Data records
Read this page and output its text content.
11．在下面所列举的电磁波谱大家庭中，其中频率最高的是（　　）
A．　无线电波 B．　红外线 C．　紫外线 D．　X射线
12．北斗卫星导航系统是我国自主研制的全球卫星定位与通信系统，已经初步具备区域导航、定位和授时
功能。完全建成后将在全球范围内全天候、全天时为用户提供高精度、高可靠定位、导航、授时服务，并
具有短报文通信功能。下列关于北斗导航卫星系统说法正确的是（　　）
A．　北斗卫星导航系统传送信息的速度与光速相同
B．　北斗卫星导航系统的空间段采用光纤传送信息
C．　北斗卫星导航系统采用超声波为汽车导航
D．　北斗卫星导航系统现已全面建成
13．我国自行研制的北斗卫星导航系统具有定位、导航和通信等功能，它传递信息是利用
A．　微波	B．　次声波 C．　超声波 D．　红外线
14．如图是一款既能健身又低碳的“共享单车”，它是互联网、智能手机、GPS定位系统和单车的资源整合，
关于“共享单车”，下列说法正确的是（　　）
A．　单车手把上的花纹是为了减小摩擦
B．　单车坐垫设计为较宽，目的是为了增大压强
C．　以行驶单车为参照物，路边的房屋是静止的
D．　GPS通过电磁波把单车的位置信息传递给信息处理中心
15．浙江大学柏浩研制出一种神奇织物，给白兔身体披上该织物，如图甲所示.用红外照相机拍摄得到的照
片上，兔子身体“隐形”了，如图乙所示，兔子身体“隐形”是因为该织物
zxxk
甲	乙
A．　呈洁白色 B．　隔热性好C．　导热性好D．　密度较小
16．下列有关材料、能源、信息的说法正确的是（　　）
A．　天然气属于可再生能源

Objective: Exactly reproduce the material above.

Solution:
Read this page and output its text content.
11．在下面所列举的电磁波谱大家庭中，其中频率最高的是（　　）
A．　无线电波 B．　红外线 C．　紫外线 D．　X射线
12．北斗卫星导航系统是我国自主研制的全球卫星定位与通信系统，已经初步具备区域导航、定位和授时
功能。完全建成后将在全球范围内全天候、全天时为用户提供高精度、高可靠定位、导航、授时服务，并
具有短报文通信功能。下列关于北斗导航卫星系统说法正确的是（　　）
A．　北斗卫星导航系统传送信息的速度与光速相同
B．　北斗卫星导航系统的空间段采用光纤传送信息
C．　北斗卫星导航系统采用超声波为汽车导航
D．　北斗卫星导航系统现已全面建成
13．我国自行研制的北斗卫星导航系统具有定位、导航和通信等功能，它传递信息是利用
A．　微波	B．　次声波 C．　超声波 D．　红外线
14．如图是一款既能健身又低碳的“共享单车”，它是互联网、智能手机、GPS定位系统和单车的资源整合，
关于“共享单车”，下列说法正确的是（　　）
A．　单车手把上的花纹是为了减小摩擦
B．　单车坐垫设计为较宽，目的是为了增大压强
C．　以行驶单车为参照物，路边的房屋是静止的
D．　GPS通过电磁波把单车的位置信息传递给信息处理中心
15．浙江大学柏浩研制出一种神奇织物，给白兔身体披上该织物，如图甲所示.用红外照相机拍摄得到的照
片上，兔子身体“隐形”了，如图乙所示，兔子身体“隐形”是因为该织物
zxxk
甲	乙
A．　呈洁白色 B．　隔热性好C．　导热性好D．　密度较小
16．下列有关材料、能源、信息的说法正确的是（　　）
A．　天然气属于可再生能源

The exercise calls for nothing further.